Records from a collection
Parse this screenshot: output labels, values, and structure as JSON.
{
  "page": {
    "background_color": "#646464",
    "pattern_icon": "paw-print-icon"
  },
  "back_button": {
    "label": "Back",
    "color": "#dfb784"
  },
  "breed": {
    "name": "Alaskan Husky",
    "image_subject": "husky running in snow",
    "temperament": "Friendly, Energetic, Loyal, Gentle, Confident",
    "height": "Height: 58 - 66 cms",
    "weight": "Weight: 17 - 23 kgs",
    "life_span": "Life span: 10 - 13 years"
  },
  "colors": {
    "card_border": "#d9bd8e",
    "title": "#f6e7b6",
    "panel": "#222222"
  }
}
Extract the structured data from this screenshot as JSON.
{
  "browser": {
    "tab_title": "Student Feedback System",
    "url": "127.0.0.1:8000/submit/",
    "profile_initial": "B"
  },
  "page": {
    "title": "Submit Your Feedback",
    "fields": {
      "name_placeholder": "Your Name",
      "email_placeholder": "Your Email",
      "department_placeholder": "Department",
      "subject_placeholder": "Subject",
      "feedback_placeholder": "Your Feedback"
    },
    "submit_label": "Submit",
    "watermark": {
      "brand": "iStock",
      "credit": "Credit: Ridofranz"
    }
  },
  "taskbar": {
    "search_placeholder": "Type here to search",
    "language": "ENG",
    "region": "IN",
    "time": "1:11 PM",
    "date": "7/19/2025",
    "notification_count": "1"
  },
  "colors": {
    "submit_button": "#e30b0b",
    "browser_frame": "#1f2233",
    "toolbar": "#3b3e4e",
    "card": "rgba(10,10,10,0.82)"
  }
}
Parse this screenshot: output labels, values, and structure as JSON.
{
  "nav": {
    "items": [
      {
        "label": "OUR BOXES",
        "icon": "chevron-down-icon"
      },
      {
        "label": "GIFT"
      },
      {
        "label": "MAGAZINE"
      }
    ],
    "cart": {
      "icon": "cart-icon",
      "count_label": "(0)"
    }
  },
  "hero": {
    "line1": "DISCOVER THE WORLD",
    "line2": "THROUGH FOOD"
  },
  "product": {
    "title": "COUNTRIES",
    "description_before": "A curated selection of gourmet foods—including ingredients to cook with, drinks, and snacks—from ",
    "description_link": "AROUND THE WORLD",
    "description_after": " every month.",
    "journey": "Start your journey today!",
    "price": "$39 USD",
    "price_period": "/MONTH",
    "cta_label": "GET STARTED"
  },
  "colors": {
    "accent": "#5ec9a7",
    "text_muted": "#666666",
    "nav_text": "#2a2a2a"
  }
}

## [The exercise]
All of the material must be reproduced exactly.

## [Exercise solution]
Parse this screenshot: output labels, values, and structure as JSON.
{
  "page": {
    "background_color": "#646464",
    "pattern_icon": "paw-print-icon"
  },
  "back_button": {
    "label": "Back",
    "color": "#dfb784"
  },
  "breed": {
    "name": "Alaskan Husky",
    "image_subject": "husky running in snow",
    "temperament": "Friendly, Energetic, Loyal, Gentle, Confident",
    "height": "Height: 58 - 66 cms",
    "weight": "Weight: 17 - 23 kgs",
    "life_span": "Life span: 10 - 13 years"
  },
  "colors": {
    "card_border": "#d9bd8e",
    "title": "#f6e7b6",
    "panel": "#222222"
  }
}
Extract the structured data from this screenshot as JSON.
{
  "browser": {
    "tab_title": "Student Feedback System",
    "url": "127.0.0.1:8000/submit/",
    "profile_initial": "B"
  },
  "page": {
    "title": "Submit Your Feedback",
    "fields": {
      "name_placeholder": "Your Name",
      "email_placeholder": "Your Email",
      "department_placeholder": "Department",
      "subject_placeholder": "Subject",
      "feedback_placeholder": "Your Feedback"
    },
    "submit_label": "Submit",
    "watermark": {
      "brand": "iStock",
      "credit": "Credit: Ridofranz"
    }
  },
  "taskbar": {
    "search_placeholder": "Type here to search",
    "language": "ENG",
    "region": "IN",
    "time": "1:11 PM",
    "date": "7/19/2025",
    "notification_count": "1"
  },
  "colors": {
    "submit_button": "#e30b0b",
    "browser_frame": "#1f2233",
    "toolbar": "#3b3e4e",
    "card": "rgba(10,10,10,0.82)"
  }
}
Parse this screenshot: output labels, values, and structure as JSON.
{
  "nav": {
    "items": [
      {
        "label": "OUR BOXES",
        "icon": "chevron-down-icon"
      },
      {
        "label": "GIFT"
      },
      {
        "label": "MAGAZINE"
      }
    ],
    "cart": {
      "icon": "cart-icon",
      "count_label": "(0)"
    }
  },
  "hero": {
    "line1": "DISCOVER THE WORLD",
    "line2": "THROUGH FOOD"
  },
  "product": {
    "title": "COUNTRIES",
    "description_before": "A curated selection of gourmet foods—including ingredients to cook with, drinks, and snacks—from ",
    "description_link": "AROUND THE WORLD",
    "description_after": " every month.",
    "journey": "Start your journey today!",
    "price": "$39 USD",
    "price_period": "/MONTH",
    "cta_label": "GET STARTED"
  },
  "colors": {
    "accent": "#5ec9a7",
    "text_muted": "#666666",
    "nav_text": "#2a2a2a"
  }
}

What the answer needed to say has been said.